(Figure record listings)
::::

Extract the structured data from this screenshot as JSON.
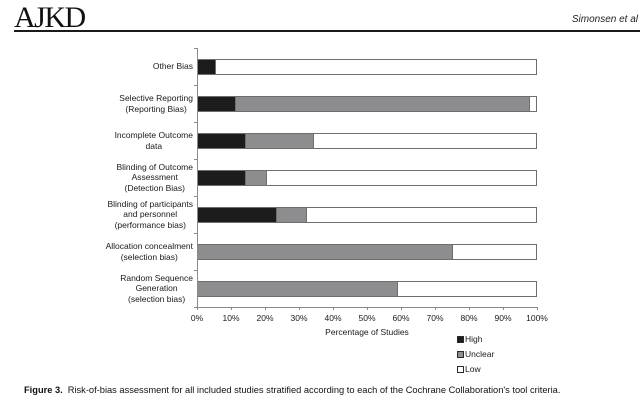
{
  "header": {
    "logo": "AJKD",
    "author": "Simonsen et al"
  },
  "chart_data": {
    "type": "bar",
    "orientation": "horizontal",
    "stacked": true,
    "categories": [
      "Other Bias",
      "Selective Reporting\n(Reporting Bias)",
      "Incomplete Outcome\ndata",
      "Blinding of Outcome\nAssessment\n(Detection Bias)",
      "Blinding of participants\nand personnel\n(performance bias)",
      "Allocation concealment\n(selection bias)",
      "Random Sequence\nGeneration\n(selection bias)"
    ],
    "series": [
      {
        "name": "High",
        "color": "#1c1c1c",
        "values": [
          5,
          11,
          14,
          14,
          23,
          0,
          0
        ]
      },
      {
        "name": "Unclear",
        "color": "#8d8d8f",
        "values": [
          0,
          87,
          20,
          6,
          9,
          75,
          59
        ]
      },
      {
        "name": "Low",
        "color": "#ffffff",
        "values": [
          95,
          2,
          66,
          80,
          68,
          25,
          41
        ]
      }
    ],
    "xlabel": "Percentage of Studies",
    "x_ticks": [
      "0%",
      "10%",
      "20%",
      "30%",
      "40%",
      "50%",
      "60%",
      "70%",
      "80%",
      "90%",
      "100%"
    ],
    "xlim": [
      0,
      100
    ],
    "grid": false,
    "legend_position": "bottom-right"
  },
  "legend": {
    "items": [
      {
        "label": "High",
        "color": "#1c1c1c"
      },
      {
        "label": "Unclear",
        "color": "#8d8d8f"
      },
      {
        "label": "Low",
        "color": "#ffffff"
      }
    ]
  },
  "caption": {
    "label": "Figure 3.",
    "text": "Risk-of-bias assessment for all included studies stratified according to each of the Cochrane Collaboration's tool criteria."
  }
}
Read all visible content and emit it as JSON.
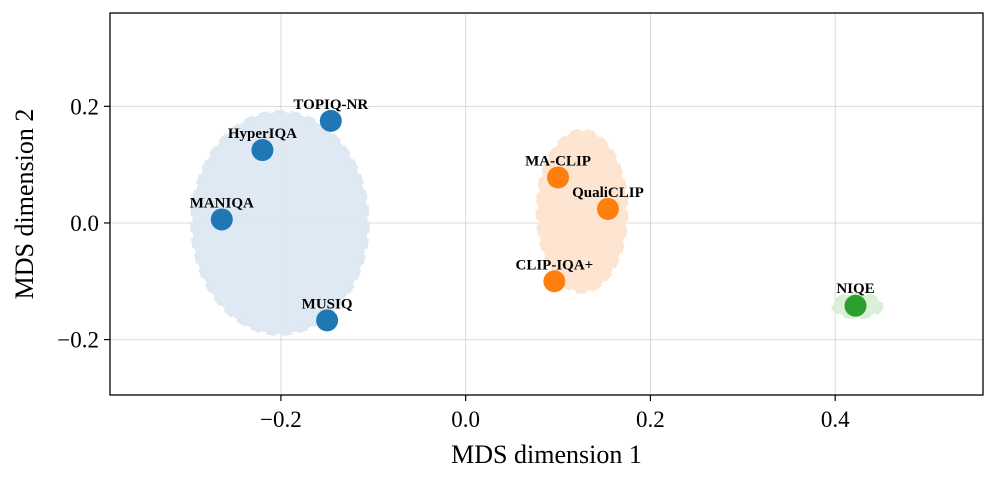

::::

**Prompt**
Return each line in the records that holds the string "JSON".

**Response**
Extract the structured data from this screenshot as JSON.
Read all visible content and emit it as JSON.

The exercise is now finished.